Stated problem A =>
Answer these questions about the forum thread on a Worldmark sub-forum:
(i) Which system does presley want a subforum for?
(ii) According to Rent_Share, who was hired by the owners to market and manage the resorts?
(iii) How many resorts does Rent_Share say the one BOD covers?

Page extract =>
— begin —
Ron is the typical career salesman who over powers you with his volume of words


----------



## presley

Not trying to hijack, but I was thinking we needed a subforum for Shell.  While Wyndham is the puppeteer to all of these systems, Shell, Wyndham and WM are all run differently and have completely different booking situations.  

When I look for info regarding Shell, I often have to read many a long thread to uncover what I am looking for.


----------



## PClapham

Yes! To any forum specifically for Worldmark!

 Itak


----------



## uscav8r

*Keep it cool...*

Hey all... let's try to keep this on topic. BTW, I don't take any single source of info as Gospel truth. In fact, I appreciate the different perspectives provided by many of you, even if you happen to disagree with each other! 

cotraveller: Thanks for your efforts in putting together a "how-to" on WM. Good starting point for a prospective owner (i.e., me!).
sue: thanks for the shout out for the WMOwners site.
Time_Share: I know I've considered some of your tidbits of advice in the past.
Ron: Always enjoy your input on Wyndham and the "real estate" side of things, and willingness to help.


Go Worldmark Sub-forum!


----------



## uscav8r

presley said:


> Not trying to hijack, but I was thinking we needed a subforum for Shell. While Wyndham is the puppeteer to all of these systems, Shell, Wyndham and WM are all run differently and have completely different booking situations.
> 
> When I look for info regarding Shell, I often have to read many a long thread to uncover what I am looking for.


 
Presley, I considered giving a shout-out to Shell originally, but I didn't want to make it "too hard/complex." 

Today, Worldmark, tomorrow the world (Shell)!


----------



## cassvilleokie

uscav8r said:


> Yes, I quite agree. This also goes to show that there is no "one-stop-shop" for information. My timeshare research bookmarks seem to grow by the day!


Wow a little venom or jealousy, don't know much about worldmark, but getting a little curious about all the bashing that goes on here and it seems that new opinions are not well liked.

So does Wyndham own Worldmark or not, and isn't each resort actually a stand alone ownership with a board of directors that is a part of a program


----------



## Rent_Share

cassvilleokie said:


> Wow a little venom or jealousy, don't know much about worldmark, but getting a little curious about all the bashing that goes on here and it seems that new opinions are not well liked.
> 
> So does Wyndham own Worldmark or not, and isn't each resort actually a stand alone ownership with a board of directors that is a part of a program


 
The memebers own Worldmark, Jenweld/Trendwest was hired by the owners to market and manage the resorts. Wyndham purchased Trendwest and has manipulated the Board of Directors election process to insure an ongoing healthy management fee to Wyndham.

There is one BOD which is 60 % stacked with Wyndham employees by proxy manipulation for the 55 Resorts  by Wyndham corpororate. 

The bottom line most Worldmark Owners like Worldmark, we just do not like Wyndham. Additionally Worldmark Points have resale value does WVO or CWA ?


----------



## ronparise

sue1947 said:


> Not really.  Ron is a Wyndham owner who fairly recently purchased a WM account.  He hasn't actually stayed at any resort but thinks he knows everything about it.  Lots of smoke, not much substance.
— end —
Recorded data =>
— begin —
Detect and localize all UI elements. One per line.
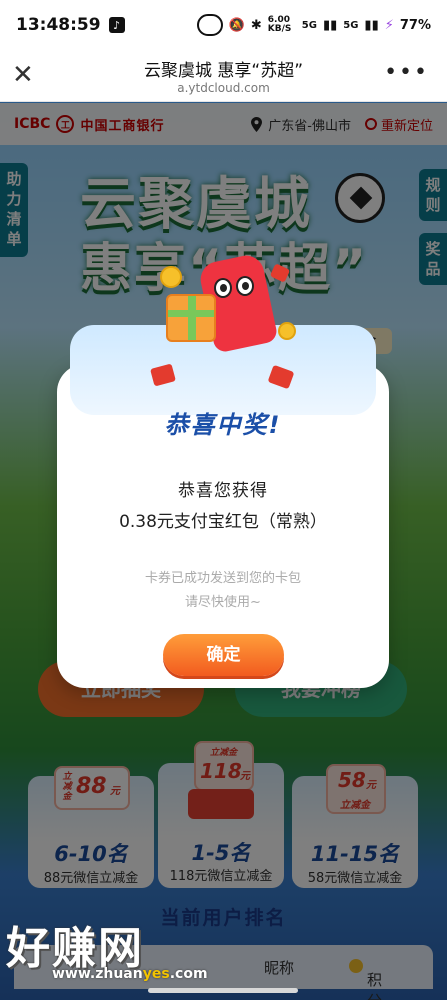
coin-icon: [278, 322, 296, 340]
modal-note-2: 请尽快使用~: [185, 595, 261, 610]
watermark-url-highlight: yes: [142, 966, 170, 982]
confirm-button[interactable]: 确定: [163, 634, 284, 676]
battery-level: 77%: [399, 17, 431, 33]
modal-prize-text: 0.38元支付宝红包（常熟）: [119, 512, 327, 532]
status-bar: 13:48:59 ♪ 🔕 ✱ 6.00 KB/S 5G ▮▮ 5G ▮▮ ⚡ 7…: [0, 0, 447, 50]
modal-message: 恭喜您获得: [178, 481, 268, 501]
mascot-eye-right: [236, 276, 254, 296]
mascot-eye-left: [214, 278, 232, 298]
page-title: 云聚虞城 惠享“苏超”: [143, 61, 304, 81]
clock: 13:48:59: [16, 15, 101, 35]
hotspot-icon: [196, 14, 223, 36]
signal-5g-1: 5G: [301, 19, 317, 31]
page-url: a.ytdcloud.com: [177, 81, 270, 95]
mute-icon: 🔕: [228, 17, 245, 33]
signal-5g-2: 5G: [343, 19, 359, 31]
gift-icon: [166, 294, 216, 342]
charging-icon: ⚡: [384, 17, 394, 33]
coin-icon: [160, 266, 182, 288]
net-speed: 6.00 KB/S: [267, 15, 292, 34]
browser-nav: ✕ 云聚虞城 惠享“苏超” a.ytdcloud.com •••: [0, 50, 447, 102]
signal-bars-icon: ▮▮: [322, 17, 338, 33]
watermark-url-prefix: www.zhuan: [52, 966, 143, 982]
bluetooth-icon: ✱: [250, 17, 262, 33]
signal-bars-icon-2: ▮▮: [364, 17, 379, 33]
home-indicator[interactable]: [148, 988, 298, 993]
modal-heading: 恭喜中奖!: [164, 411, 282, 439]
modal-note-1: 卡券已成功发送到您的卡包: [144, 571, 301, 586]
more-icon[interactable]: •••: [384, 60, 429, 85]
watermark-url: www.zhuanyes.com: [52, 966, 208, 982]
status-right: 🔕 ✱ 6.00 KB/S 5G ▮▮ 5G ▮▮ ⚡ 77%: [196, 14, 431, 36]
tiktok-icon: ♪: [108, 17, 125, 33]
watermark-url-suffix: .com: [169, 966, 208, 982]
— end —
— begin —
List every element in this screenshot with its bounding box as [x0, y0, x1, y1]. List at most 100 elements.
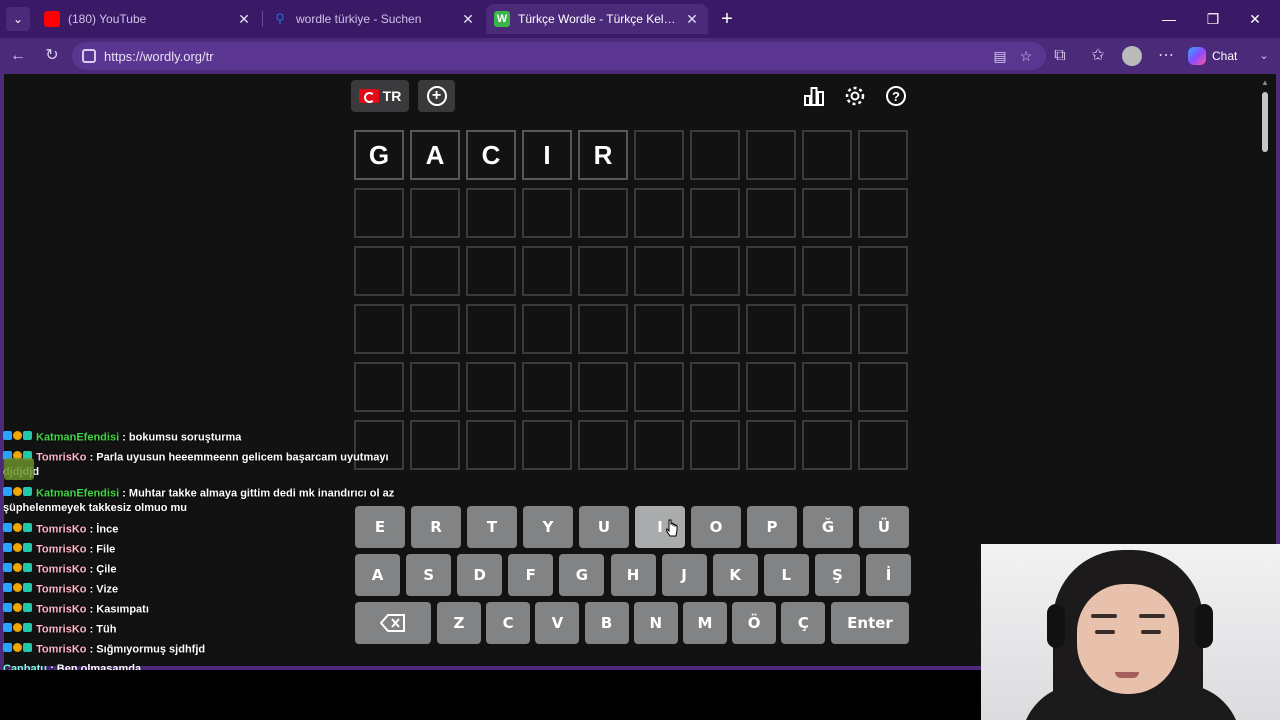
— end —
— begin —
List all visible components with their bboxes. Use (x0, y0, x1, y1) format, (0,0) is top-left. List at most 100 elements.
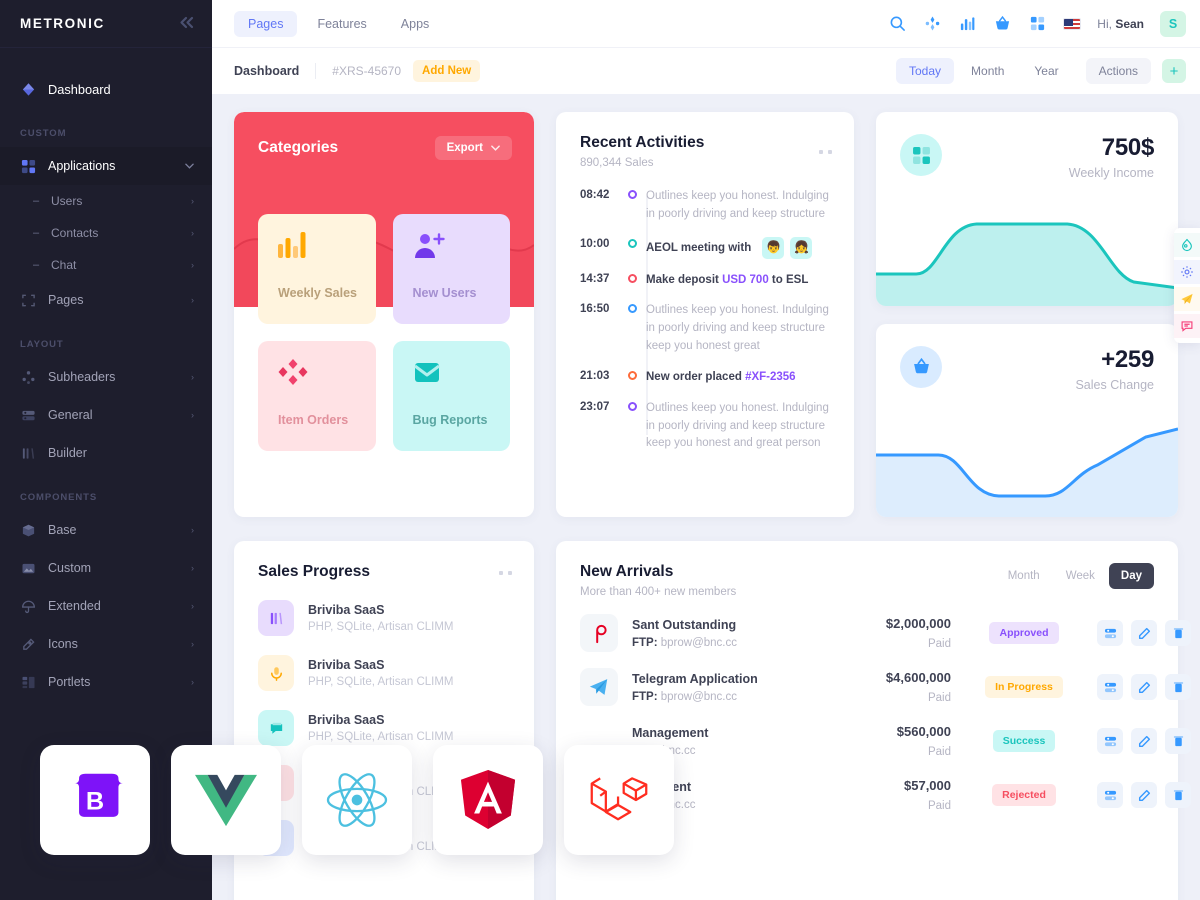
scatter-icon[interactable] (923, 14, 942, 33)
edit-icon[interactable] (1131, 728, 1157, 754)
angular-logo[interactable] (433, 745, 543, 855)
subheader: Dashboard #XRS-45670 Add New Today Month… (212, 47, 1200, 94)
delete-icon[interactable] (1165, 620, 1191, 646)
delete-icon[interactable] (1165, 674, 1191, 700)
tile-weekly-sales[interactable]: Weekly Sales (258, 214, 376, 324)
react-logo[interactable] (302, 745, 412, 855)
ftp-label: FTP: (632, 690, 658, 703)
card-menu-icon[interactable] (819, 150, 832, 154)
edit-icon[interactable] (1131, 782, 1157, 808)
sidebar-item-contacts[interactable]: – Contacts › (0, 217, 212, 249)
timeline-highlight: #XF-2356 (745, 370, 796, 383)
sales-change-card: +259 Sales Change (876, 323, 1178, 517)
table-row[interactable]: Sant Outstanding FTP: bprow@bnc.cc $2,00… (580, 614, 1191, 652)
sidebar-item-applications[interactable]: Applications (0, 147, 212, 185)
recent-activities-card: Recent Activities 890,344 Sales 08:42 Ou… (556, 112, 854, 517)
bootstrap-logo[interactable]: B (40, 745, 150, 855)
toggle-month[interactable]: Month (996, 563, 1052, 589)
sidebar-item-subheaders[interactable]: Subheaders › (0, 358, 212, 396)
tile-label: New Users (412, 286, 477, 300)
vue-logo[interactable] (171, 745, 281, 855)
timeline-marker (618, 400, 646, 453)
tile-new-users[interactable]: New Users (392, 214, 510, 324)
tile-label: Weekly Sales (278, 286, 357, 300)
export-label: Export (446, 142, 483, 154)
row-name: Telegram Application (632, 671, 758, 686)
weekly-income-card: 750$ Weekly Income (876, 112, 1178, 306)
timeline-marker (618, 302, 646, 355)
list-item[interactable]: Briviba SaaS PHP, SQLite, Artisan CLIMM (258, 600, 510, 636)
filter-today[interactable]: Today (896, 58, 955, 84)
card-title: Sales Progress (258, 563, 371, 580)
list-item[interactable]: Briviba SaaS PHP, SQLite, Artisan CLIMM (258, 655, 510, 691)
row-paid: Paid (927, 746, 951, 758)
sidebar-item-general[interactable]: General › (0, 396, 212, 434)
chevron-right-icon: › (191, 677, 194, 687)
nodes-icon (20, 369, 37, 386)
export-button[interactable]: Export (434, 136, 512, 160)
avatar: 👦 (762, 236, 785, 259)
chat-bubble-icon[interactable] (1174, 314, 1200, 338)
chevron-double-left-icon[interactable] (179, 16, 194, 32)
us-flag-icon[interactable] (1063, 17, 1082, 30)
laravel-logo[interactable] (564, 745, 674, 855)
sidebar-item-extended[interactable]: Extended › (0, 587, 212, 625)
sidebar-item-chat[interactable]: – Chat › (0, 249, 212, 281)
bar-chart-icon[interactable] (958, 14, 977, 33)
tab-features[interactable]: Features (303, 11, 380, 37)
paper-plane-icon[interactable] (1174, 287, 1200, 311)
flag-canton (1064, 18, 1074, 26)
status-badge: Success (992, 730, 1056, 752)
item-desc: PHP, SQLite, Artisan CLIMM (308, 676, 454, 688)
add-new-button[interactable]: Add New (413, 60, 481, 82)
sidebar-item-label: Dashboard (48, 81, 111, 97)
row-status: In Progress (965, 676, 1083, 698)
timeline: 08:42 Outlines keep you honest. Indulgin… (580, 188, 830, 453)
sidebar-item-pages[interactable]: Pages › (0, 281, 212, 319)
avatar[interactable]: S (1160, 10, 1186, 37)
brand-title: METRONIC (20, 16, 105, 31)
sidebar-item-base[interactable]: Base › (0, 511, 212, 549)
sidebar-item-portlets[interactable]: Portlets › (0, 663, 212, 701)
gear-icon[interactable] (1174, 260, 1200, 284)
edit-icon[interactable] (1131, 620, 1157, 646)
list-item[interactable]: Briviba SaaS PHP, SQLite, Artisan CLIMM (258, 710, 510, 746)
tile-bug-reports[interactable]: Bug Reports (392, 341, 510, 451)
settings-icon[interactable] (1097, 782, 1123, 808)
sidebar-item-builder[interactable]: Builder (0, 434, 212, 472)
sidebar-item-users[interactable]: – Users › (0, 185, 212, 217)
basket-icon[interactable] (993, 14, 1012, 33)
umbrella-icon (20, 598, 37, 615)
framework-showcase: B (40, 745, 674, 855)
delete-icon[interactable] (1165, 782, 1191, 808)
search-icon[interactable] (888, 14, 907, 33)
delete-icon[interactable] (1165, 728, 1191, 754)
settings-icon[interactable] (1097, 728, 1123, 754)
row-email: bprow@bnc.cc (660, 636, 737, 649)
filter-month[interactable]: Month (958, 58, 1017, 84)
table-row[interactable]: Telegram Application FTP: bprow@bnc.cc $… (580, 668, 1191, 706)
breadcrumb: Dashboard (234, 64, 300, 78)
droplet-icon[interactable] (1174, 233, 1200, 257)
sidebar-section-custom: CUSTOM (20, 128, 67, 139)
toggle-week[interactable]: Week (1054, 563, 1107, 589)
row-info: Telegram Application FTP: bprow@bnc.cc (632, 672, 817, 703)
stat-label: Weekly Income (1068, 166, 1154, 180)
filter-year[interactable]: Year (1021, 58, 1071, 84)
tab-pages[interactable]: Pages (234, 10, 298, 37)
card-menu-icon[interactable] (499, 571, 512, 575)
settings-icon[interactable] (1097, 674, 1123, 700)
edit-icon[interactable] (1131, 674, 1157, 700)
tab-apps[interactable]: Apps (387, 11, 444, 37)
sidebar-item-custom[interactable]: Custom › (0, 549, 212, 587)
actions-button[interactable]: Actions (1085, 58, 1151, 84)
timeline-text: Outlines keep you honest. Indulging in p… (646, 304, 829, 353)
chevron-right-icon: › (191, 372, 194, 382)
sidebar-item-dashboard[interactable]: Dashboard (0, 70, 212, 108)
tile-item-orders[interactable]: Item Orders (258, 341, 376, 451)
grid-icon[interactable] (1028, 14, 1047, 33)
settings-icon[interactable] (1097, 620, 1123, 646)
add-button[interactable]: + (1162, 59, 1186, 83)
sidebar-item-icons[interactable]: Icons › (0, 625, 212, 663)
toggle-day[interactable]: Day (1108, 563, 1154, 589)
— end —
Stated problem B => In the records above, begin at the line that has "List all visible" and stop after the line that has "angular-logo[interactable] (433, 745, 543, 855)". Write those lines out again, request included, offsetting every coordinate by adding 101, and leave the picture out.

Expected answer A =>
(i) Shell
(ii) Jenweld/Trendwest
(iii) 55

Expected answer B =>
List all visible components with their bboxes. Use (x0, y0, x1, y1) format, (0,0) is top-left. List at most 100 elements.
scatter-icon[interactable] (1024, 115, 1043, 134)
edit-icon[interactable] (1232, 829, 1258, 855)
angular-logo[interactable] (534, 846, 644, 956)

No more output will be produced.